- What you will do: Without the pictures, write out all the lines below exactly as they appear.

- Records from a collection:
━━━

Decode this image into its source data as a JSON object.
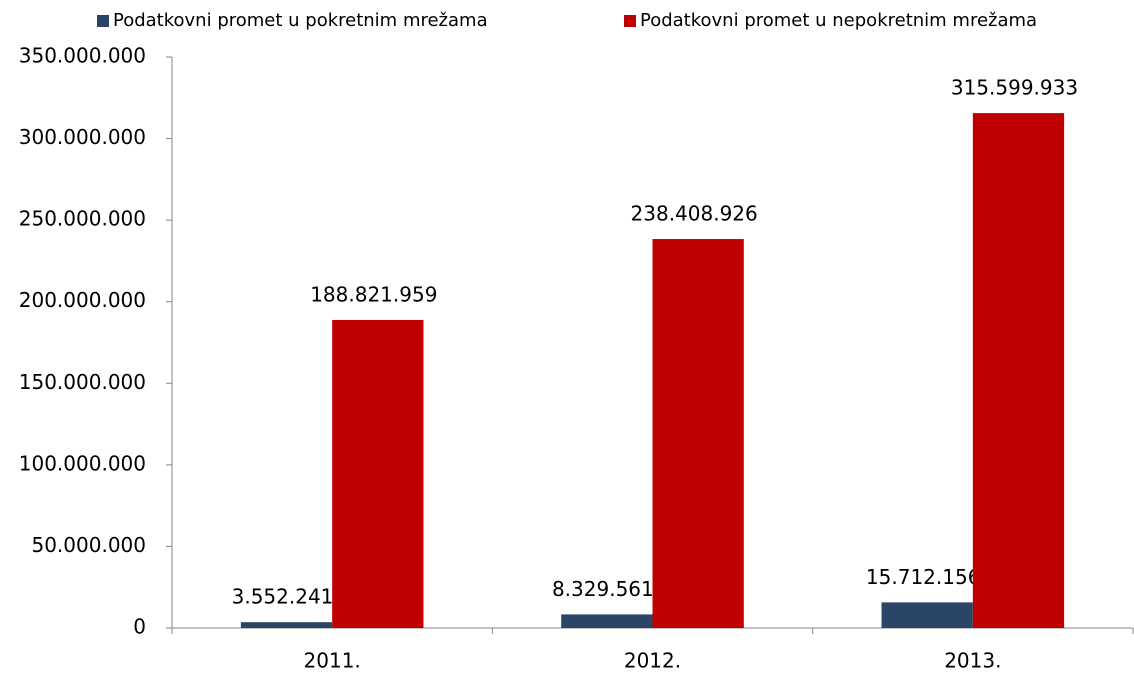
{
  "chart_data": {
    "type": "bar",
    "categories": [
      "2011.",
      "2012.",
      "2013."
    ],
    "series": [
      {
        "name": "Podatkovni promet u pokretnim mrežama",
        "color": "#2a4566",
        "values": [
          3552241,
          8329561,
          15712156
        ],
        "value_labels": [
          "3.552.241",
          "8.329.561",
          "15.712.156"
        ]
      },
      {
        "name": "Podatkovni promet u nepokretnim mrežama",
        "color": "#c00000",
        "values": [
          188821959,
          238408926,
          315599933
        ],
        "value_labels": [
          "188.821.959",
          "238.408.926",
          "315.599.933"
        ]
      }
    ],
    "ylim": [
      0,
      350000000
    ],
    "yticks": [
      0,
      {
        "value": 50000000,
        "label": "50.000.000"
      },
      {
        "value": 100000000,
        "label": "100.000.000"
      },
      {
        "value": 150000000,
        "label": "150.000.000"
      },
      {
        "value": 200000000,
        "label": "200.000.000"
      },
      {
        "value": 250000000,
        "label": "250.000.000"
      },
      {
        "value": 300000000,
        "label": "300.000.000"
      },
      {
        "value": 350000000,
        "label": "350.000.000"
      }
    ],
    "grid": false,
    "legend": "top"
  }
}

━━━

- Solution for this problem:
Decode this image into its source data as a JSON object.
{
  "chart_data": {
    "type": "bar",
    "categories": [
      "2011.",
      "2012.",
      "2013."
    ],
    "series": [
      {
        "name": "Podatkovni promet u pokretnim mrežama",
        "color": "#2a4566",
        "values": [
          3552241,
          8329561,
          15712156
        ],
        "value_labels": [
          "3.552.241",
          "8.329.561",
          "15.712.156"
        ]
      },
      {
        "name": "Podatkovni promet u nepokretnim mrežama",
        "color": "#c00000",
        "values": [
          188821959,
          238408926,
          315599933
        ],
        "value_labels": [
          "188.821.959",
          "238.408.926",
          "315.599.933"
        ]
      }
    ],
    "ylim": [
      0,
      350000000
    ],
    "yticks": [
      0,
      {
        "value": 50000000,
        "label": "50.000.000"
      },
      {
        "value": 100000000,
        "label": "100.000.000"
      },
      {
        "value": 150000000,
        "label": "150.000.000"
      },
      {
        "value": 200000000,
        "label": "200.000.000"
      },
      {
        "value": 250000000,
        "label": "250.000.000"
      },
      {
        "value": 300000000,
        "label": "300.000.000"
      },
      {
        "value": 350000000,
        "label": "350.000.000"
      }
    ],
    "grid": false,
    "legend": "top"
  }
}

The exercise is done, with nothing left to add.